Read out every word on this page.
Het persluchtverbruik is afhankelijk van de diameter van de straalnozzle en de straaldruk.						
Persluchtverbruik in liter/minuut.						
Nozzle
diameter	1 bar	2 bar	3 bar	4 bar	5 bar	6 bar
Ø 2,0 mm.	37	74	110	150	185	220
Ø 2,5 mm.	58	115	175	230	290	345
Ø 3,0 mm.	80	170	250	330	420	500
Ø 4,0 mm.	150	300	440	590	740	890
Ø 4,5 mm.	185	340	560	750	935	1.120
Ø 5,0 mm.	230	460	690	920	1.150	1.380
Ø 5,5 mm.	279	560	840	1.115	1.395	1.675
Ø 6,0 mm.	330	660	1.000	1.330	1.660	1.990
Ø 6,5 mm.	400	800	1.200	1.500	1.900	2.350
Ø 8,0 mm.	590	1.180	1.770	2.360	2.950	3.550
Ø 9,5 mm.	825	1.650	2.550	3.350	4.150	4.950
•••••
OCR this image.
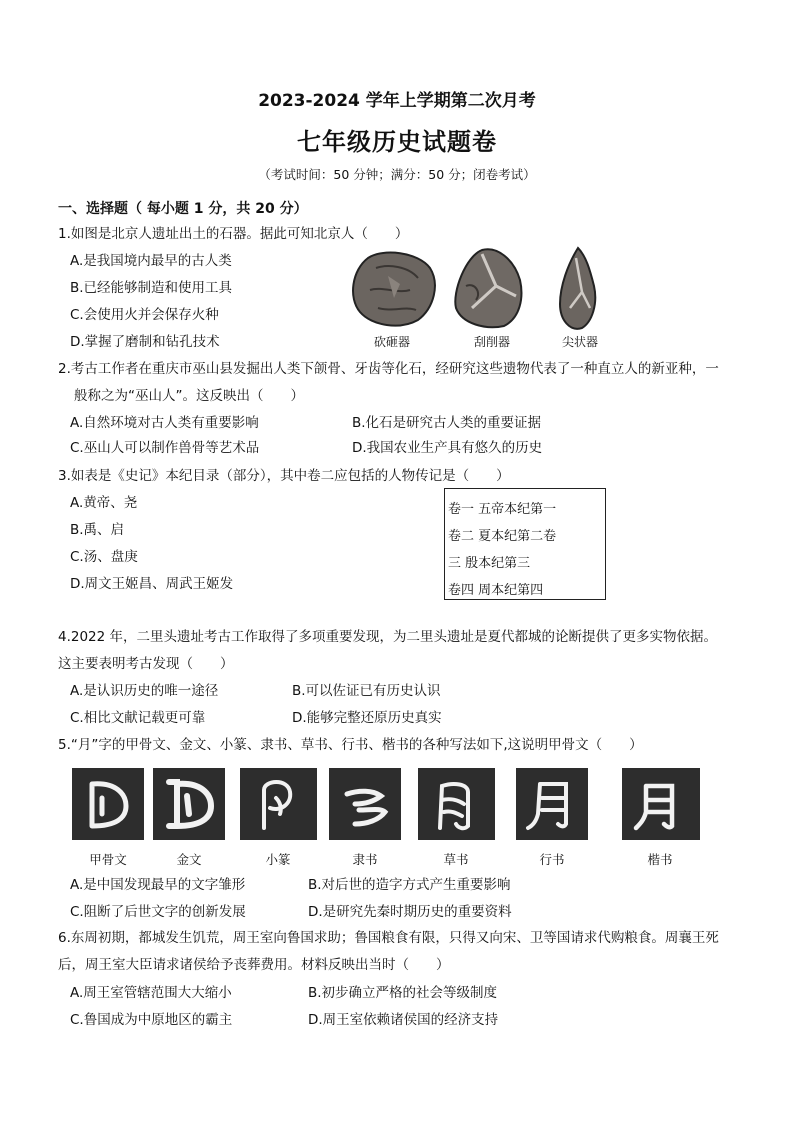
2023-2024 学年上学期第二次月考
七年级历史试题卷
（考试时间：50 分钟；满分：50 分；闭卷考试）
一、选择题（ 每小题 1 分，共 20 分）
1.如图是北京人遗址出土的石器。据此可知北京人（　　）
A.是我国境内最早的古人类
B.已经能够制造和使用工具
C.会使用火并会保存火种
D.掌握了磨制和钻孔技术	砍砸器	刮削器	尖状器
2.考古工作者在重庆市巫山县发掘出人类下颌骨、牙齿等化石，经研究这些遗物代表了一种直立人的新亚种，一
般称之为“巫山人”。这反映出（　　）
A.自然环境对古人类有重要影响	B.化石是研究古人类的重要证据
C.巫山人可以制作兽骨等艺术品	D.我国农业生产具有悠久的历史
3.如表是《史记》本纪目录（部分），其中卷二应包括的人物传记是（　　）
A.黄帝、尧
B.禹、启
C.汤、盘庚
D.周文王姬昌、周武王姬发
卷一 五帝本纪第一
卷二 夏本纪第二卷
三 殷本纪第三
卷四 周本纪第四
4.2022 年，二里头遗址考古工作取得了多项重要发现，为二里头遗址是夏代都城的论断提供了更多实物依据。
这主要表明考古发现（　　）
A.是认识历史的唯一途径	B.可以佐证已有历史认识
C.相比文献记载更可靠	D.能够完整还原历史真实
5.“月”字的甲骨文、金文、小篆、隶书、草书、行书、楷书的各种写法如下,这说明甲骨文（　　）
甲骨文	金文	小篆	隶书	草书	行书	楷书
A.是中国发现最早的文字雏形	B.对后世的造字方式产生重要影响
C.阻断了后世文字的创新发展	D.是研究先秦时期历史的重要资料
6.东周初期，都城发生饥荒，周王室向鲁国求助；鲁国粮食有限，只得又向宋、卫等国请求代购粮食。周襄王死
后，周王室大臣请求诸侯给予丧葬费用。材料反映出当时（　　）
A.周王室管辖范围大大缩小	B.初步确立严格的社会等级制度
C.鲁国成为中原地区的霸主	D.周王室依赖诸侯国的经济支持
•••••
■ **GIVEN TASK**:
Look over the listing above. Pick out and copy every line that includes "diameter".

■ **RESULT OF THE TASK**:
Het persluchtverbruik is afhankelijk van de diameter van de straalnozzle en de straaldruk.						
diameter	1 bar	2 bar	3 bar	4 bar	5 bar	6 bar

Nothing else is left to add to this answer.